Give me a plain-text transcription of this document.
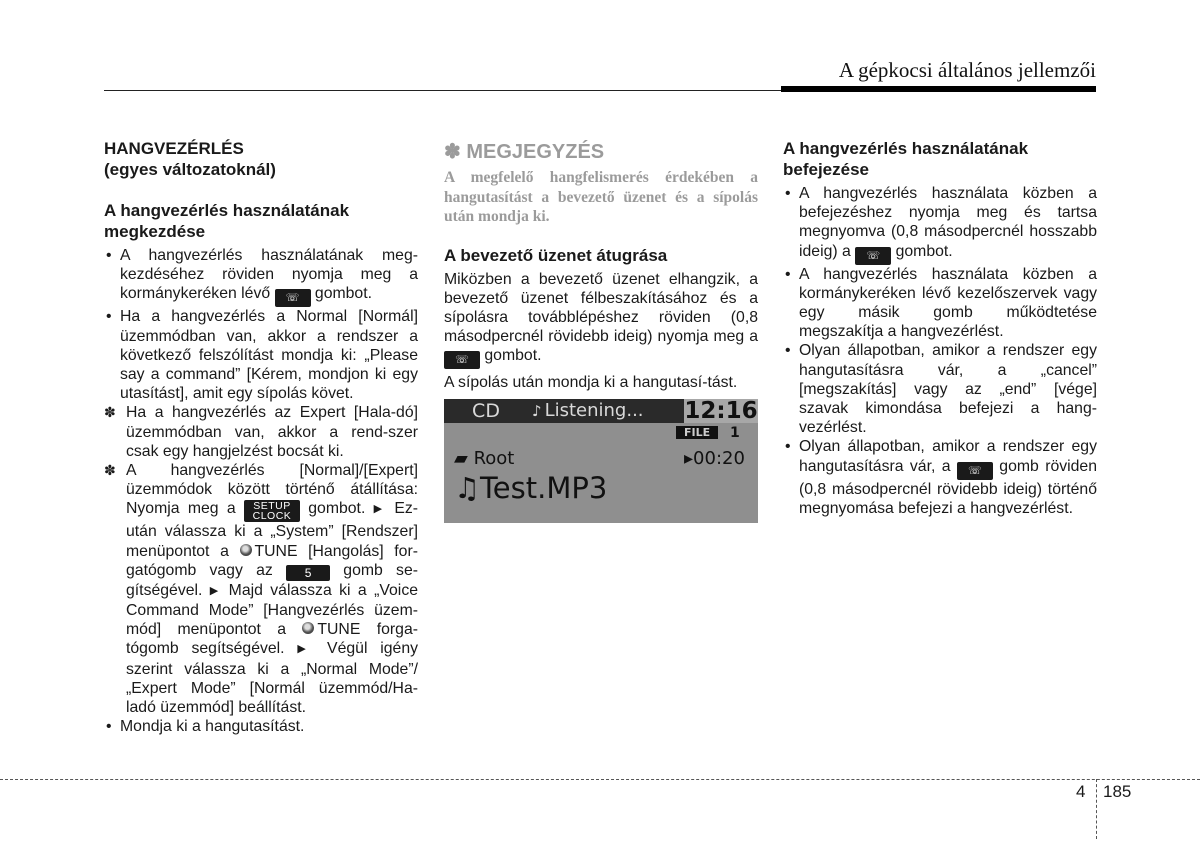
A gépkocsi általános jellemzői

HANGVEZÉRLÉS

(egyes változatoknál)

A hangvezérlés használatának megkezdése

• A hangvezérlés használatának meg-kezdéséhez röviden nyomja meg a kormánykeréken lévő ☏ gombot.
• Ha a hangvezérlés a Normal [Normál] üzemmódban van, akkor a rendszer a következő felszólítást mondja ki: „Please say a command” [Kérem, mondjon ki egy utasítást], amit egy sípolás követ.
✽ Ha a hangvezérlés az Expert [Hala-dó] üzemmódban van, akkor a rend-szer csak egy hangjelzést bocsát ki.
✽ A hangvezérlés [Normal]/[Expert] üzemmódok között történő átállítása: Nyomja meg a SETUP
CLOCK gombot. ▶ Ez-után válassza ki a „System” [Rendszer] menüpontot a TUNE [Hangolás] for-gatógomb vagy az	5 gomb se-gítségével. ▶ Majd válassza ki a „Voice Command Mode” [Hangvezérlés üzem-mód] menüpontot a TUNE forga-tógomb segítségével. ▶ Végül igény szerint válassza ki a „Normal Mode”/ „Expert Mode” [Normál üzemmód/Ha-ladó üzemmód] beállítást.
• Mondja ki a hangutasítást.
✽ MEGJEGYZÉS
A megfelelő hangfelismerés érdekében a hangutasítást a bevezető üzenet és a sípolás után mondja ki.

A bevezető üzenet átugrása

Miközben a bevezető üzenet elhangzik, a bevezető üzenet félbeszakításához és a sípolásra továbblépéshez röviden (0,8 másodpercnél rövidebb ideig) nyomja meg a ☏ gombot.

A sípolás után mondja ki a hangutasí-tást.

CD	♪ Listening...	12:16
FILE	1
▰ Root	▸00:20
♫Test.MP3

A hangvezérlés használatának befejezése

• A hangvezérlés használata közben a befejezéshez nyomja meg és tartsa megnyomva (0,8 másodpercnél hosszabb ideig) a ☏ gombot.
• A hangvezérlés használata közben a kormánykeréken lévő kezelőszervek vagy egy másik gomb működtetése megszakítja a hangvezérlést.
• Olyan állapotban, amikor a rendszer egy hangutasításra vár, a „cancel” [megszakítás] vagy az „end” [vége] szavak kimondása befejezi a hang-vezérlést.
• Olyan állapotban, amikor a rendszer egy hangutasításra vár, a ☏ gomb röviden (0,8 másodpercnél rövidebb ideig) történő megnyomása befejezi a hangvezérlést.
4 185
○ ○ ○ ○ ○ ○ ○
## Job
Without the pictures, repeat the listing above exactly.

## Task response
Give me a plain-text transcription of this document.
A gépkocsi általános jellemzői

HANGVEZÉRLÉS

(egyes változatoknál)

A hangvezérlés használatának megkezdése

• A hangvezérlés használatának meg-kezdéséhez röviden nyomja meg a kormánykeréken lévő ☏ gombot.
• Ha a hangvezérlés a Normal [Normál] üzemmódban van, akkor a rendszer a következő felszólítást mondja ki: „Please say a command” [Kérem, mondjon ki egy utasítást], amit egy sípolás követ.
✽ Ha a hangvezérlés az Expert [Hala-dó] üzemmódban van, akkor a rend-szer csak egy hangjelzést bocsát ki.
✽ A hangvezérlés [Normal]/[Expert] üzemmódok között történő átállítása: Nyomja meg a SETUP
CLOCK gombot. ▶ Ez-után válassza ki a „System” [Rendszer] menüpontot a TUNE [Hangolás] for-gatógomb vagy az	5 gomb se-gítségével. ▶ Majd válassza ki a „Voice Command Mode” [Hangvezérlés üzem-mód] menüpontot a TUNE forga-tógomb segítségével. ▶ Végül igény szerint válassza ki a „Normal Mode”/ „Expert Mode” [Normál üzemmód/Ha-ladó üzemmód] beállítást.
• Mondja ki a hangutasítást.
✽ MEGJEGYZÉS
A megfelelő hangfelismerés érdekében a hangutasítást a bevezető üzenet és a sípolás után mondja ki.

A bevezető üzenet átugrása

Miközben a bevezető üzenet elhangzik, a bevezető üzenet félbeszakításához és a sípolásra továbblépéshez röviden (0,8 másodpercnél rövidebb ideig) nyomja meg a ☏ gombot.

A sípolás után mondja ki a hangutasí-tást.

CD	♪ Listening...	12:16
FILE	1
▰ Root	▸00:20
♫Test.MP3

A hangvezérlés használatának befejezése

• A hangvezérlés használata közben a befejezéshez nyomja meg és tartsa megnyomva (0,8 másodpercnél hosszabb ideig) a ☏ gombot.
• A hangvezérlés használata közben a kormánykeréken lévő kezelőszervek vagy egy másik gomb működtetése megszakítja a hangvezérlést.
• Olyan állapotban, amikor a rendszer egy hangutasításra vár, a „cancel” [megszakítás] vagy az „end” [vége] szavak kimondása befejezi a hang-vezérlést.
• Olyan állapotban, amikor a rendszer egy hangutasításra vár, a ☏ gomb röviden (0,8 másodpercnél rövidebb ideig) történő megnyomása befejezi a hangvezérlést.
4 185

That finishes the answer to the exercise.